(Stored items)
______________________________

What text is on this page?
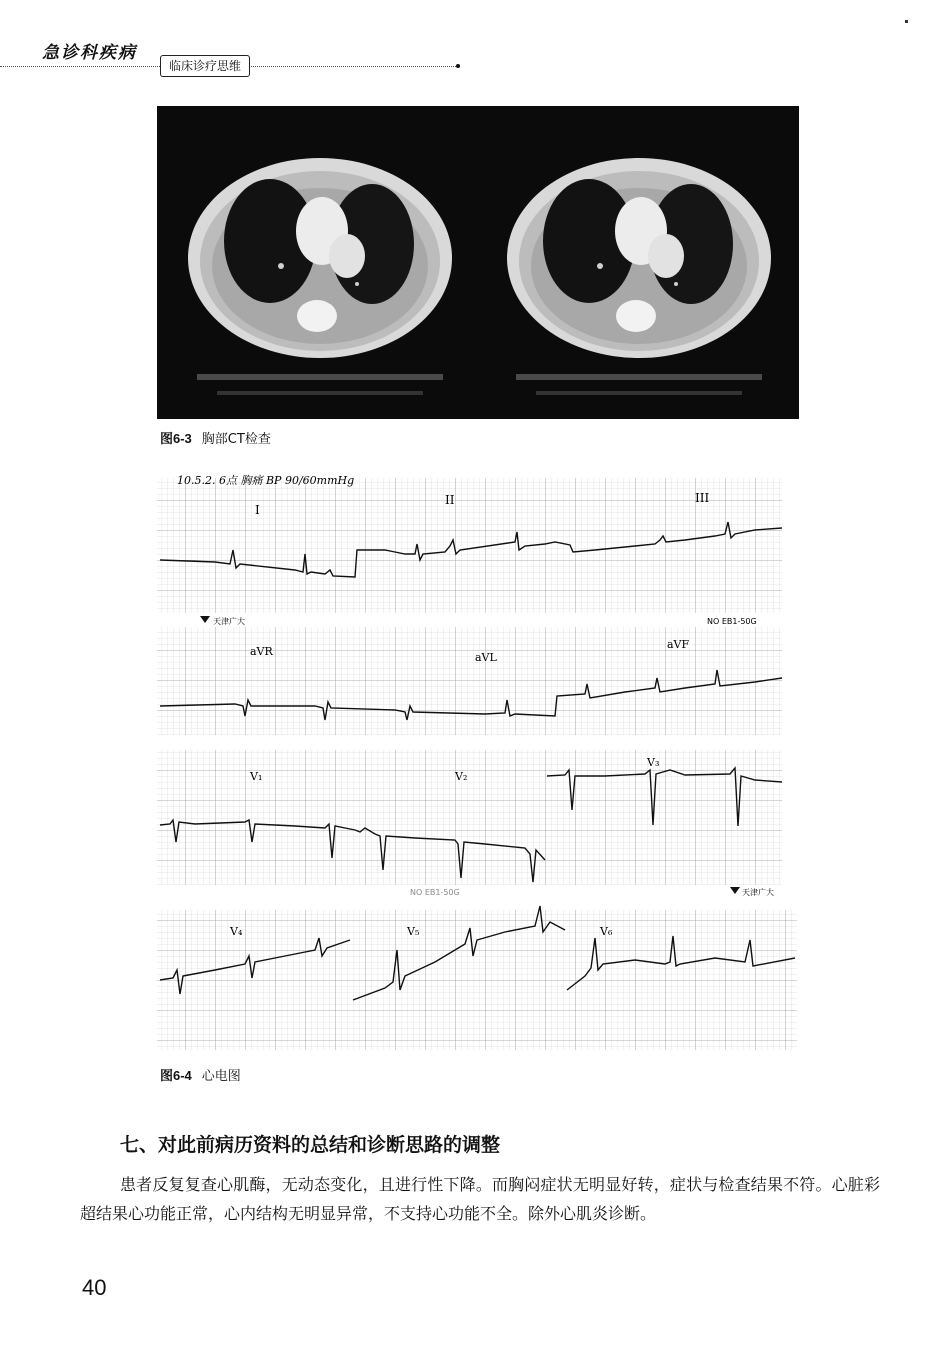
急诊科疾病
临床诊疗思维
图6-3 胸部CT检查
10.5.2. 6点 胸痛 BP 90/60mmHg
I
II	III
天津广大	NO EB1-50G
aVR	aVL
aVF
V₁	V₂
V₃
天津广大
NO EB1-50G
V₄	V₅	V₆
图6-4 心电图
七、对此前病历资料的总结和诊断思路的调整
患者反复复查心肌酶，无动态变化，且进行性下降。而胸闷症状无明显好转，症状与检查结果不符。心脏彩超结果心功能正常，心内结构无明显异常，不支持心功能不全。除外心肌炎诊断。
40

______________________________

(PROMPT): Please transcribe the material above exactly as written. Leave the pictures out.

(CORRECT RESULT):
What text is on this page?
急诊科疾病
临床诊疗思维
图6-3 胸部CT检查
10.5.2. 6点 胸痛 BP 90/60mmHg
I
II	III
天津广大	NO EB1-50G
aVR	aVL
aVF
V₁	V₂
V₃
天津广大
NO EB1-50G
V₄	V₅	V₆
图6-4 心电图
七、对此前病历资料的总结和诊断思路的调整
患者反复复查心肌酶，无动态变化，且进行性下降。而胸闷症状无明显好转，症状与检查结果不符。心脏彩超结果心功能正常，心内结构无明显异常，不支持心功能不全。除外心肌炎诊断。
40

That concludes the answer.